*** Entries supplied

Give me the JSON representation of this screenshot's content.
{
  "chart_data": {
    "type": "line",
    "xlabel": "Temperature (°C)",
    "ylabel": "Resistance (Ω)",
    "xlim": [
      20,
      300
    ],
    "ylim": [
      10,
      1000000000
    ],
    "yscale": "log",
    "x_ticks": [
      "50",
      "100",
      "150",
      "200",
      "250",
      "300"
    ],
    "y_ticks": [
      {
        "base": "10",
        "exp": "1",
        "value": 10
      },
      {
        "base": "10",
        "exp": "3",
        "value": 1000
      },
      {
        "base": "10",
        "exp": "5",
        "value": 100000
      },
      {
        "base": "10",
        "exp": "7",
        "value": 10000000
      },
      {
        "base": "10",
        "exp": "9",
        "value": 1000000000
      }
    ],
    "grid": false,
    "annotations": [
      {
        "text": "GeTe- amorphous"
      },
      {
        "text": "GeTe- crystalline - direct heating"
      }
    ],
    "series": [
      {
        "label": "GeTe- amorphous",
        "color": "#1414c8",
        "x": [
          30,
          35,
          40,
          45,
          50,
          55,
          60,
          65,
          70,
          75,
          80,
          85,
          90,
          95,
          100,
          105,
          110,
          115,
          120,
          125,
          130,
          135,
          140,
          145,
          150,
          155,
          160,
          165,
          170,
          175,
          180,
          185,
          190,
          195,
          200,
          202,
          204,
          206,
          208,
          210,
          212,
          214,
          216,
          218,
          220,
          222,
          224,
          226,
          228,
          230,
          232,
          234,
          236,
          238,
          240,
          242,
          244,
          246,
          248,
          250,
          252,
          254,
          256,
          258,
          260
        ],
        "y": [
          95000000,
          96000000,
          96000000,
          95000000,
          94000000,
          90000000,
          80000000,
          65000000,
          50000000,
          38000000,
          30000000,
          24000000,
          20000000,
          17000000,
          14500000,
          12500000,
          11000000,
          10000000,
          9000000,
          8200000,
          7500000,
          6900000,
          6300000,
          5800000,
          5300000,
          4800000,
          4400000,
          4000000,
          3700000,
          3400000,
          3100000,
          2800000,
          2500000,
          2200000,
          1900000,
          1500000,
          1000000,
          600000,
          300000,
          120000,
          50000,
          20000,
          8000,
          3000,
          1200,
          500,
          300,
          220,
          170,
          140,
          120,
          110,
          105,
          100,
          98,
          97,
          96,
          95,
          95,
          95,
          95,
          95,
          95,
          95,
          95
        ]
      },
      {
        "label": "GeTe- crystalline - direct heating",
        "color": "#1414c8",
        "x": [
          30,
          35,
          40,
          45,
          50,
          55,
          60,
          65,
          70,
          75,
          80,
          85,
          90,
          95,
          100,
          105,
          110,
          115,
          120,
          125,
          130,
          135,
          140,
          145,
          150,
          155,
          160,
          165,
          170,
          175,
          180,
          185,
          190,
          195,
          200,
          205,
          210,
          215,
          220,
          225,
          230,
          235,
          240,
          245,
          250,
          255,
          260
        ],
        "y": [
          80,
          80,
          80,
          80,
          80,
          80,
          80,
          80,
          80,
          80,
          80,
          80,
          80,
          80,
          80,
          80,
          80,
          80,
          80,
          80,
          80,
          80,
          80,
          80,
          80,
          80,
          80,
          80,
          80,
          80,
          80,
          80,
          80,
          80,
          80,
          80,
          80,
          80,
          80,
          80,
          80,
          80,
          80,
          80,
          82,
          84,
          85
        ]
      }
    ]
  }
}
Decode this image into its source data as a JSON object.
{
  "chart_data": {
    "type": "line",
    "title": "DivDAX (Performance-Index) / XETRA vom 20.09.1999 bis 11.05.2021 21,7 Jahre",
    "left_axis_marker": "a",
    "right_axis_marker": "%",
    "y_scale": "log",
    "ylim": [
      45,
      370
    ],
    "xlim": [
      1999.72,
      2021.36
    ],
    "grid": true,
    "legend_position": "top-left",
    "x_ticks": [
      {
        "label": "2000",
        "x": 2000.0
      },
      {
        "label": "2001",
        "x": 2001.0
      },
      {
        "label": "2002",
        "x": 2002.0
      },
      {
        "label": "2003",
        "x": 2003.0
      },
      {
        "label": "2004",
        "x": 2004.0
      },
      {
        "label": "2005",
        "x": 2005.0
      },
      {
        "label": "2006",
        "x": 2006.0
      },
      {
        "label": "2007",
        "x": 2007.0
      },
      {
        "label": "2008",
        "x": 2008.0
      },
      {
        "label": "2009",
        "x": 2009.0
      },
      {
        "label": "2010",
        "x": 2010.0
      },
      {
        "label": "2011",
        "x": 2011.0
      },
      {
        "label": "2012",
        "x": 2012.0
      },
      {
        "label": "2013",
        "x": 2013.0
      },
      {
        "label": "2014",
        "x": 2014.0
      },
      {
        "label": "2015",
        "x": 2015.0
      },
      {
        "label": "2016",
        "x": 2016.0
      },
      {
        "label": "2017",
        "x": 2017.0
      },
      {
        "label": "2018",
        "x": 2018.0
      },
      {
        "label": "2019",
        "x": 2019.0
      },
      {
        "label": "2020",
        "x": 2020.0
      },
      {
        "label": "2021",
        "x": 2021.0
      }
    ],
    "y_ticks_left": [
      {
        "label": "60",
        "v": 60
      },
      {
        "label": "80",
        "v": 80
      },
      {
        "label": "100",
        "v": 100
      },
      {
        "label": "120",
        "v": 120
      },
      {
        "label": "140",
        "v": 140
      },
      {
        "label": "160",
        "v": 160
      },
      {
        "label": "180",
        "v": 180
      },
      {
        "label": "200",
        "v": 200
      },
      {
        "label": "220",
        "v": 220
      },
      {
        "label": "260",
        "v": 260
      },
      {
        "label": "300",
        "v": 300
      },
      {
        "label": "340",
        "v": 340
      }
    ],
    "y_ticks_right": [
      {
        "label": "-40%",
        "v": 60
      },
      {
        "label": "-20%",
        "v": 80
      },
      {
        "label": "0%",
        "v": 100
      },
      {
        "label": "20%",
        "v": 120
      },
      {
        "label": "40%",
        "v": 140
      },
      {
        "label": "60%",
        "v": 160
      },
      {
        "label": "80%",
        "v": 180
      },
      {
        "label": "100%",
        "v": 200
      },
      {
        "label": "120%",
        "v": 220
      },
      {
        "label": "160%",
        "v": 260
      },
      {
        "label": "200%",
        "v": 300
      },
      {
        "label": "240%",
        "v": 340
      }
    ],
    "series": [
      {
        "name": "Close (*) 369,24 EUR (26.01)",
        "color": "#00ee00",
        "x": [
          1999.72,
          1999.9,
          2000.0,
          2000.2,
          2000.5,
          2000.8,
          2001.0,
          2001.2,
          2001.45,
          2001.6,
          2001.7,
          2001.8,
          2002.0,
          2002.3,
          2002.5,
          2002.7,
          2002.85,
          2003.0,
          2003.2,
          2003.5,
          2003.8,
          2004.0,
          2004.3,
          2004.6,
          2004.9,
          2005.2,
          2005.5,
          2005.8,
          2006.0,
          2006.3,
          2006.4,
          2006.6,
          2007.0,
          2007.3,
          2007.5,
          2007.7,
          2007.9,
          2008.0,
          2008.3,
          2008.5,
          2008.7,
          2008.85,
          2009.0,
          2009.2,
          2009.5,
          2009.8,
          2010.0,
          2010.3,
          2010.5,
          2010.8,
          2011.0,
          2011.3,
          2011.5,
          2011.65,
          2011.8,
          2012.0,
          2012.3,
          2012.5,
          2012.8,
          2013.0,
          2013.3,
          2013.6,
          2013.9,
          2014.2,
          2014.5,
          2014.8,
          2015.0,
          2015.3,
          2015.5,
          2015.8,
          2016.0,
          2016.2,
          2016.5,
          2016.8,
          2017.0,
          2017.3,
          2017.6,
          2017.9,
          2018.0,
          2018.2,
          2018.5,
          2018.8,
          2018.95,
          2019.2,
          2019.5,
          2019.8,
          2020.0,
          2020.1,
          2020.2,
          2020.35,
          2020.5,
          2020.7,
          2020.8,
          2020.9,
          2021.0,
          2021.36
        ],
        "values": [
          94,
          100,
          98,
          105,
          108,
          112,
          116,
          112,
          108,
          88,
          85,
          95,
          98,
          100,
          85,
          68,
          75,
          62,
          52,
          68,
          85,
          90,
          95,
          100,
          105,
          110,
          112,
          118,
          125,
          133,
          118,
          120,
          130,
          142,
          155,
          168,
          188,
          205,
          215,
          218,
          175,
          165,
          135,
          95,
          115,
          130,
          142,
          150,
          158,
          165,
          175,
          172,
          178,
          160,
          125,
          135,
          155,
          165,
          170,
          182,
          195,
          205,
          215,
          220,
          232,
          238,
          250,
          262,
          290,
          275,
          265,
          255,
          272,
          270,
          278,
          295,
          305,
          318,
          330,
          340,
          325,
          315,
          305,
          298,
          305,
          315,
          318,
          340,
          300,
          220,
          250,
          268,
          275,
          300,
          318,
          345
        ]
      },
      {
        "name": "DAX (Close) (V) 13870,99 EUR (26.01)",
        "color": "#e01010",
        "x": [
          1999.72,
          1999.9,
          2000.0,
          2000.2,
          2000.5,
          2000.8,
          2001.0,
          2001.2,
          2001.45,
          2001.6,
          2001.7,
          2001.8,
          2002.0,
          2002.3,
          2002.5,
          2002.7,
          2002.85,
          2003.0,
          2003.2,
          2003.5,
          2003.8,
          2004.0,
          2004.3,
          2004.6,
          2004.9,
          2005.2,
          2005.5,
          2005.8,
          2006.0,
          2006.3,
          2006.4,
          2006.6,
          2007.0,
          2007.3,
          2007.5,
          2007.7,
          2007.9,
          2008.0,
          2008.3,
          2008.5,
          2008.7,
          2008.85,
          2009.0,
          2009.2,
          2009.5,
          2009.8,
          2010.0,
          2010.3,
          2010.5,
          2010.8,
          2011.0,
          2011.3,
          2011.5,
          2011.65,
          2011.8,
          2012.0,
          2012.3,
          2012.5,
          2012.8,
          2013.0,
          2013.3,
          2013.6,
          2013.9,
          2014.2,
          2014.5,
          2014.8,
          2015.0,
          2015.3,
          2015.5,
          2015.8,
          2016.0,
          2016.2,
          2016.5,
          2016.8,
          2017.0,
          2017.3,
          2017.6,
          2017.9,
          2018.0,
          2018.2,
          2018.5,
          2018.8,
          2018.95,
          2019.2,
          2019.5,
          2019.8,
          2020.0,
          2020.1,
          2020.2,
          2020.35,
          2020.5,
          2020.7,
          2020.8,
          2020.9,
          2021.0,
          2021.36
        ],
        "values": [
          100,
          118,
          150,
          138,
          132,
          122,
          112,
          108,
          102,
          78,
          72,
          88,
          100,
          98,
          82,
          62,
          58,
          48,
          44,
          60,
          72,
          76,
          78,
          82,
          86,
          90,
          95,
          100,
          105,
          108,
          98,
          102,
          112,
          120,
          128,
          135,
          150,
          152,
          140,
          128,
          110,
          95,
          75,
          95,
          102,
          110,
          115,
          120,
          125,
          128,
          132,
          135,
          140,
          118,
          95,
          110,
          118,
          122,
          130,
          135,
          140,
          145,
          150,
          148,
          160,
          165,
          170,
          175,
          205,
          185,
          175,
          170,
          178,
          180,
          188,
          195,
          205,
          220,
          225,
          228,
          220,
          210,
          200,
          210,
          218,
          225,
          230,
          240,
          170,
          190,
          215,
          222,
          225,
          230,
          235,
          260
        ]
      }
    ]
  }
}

******

** Task description **
Copy out each line of the records that holds the string "color".

** Complete answer **
        "color": "#1414c8",
        "color": "#1414c8",
        "color": "#00ee00",
        "color": "#e01010",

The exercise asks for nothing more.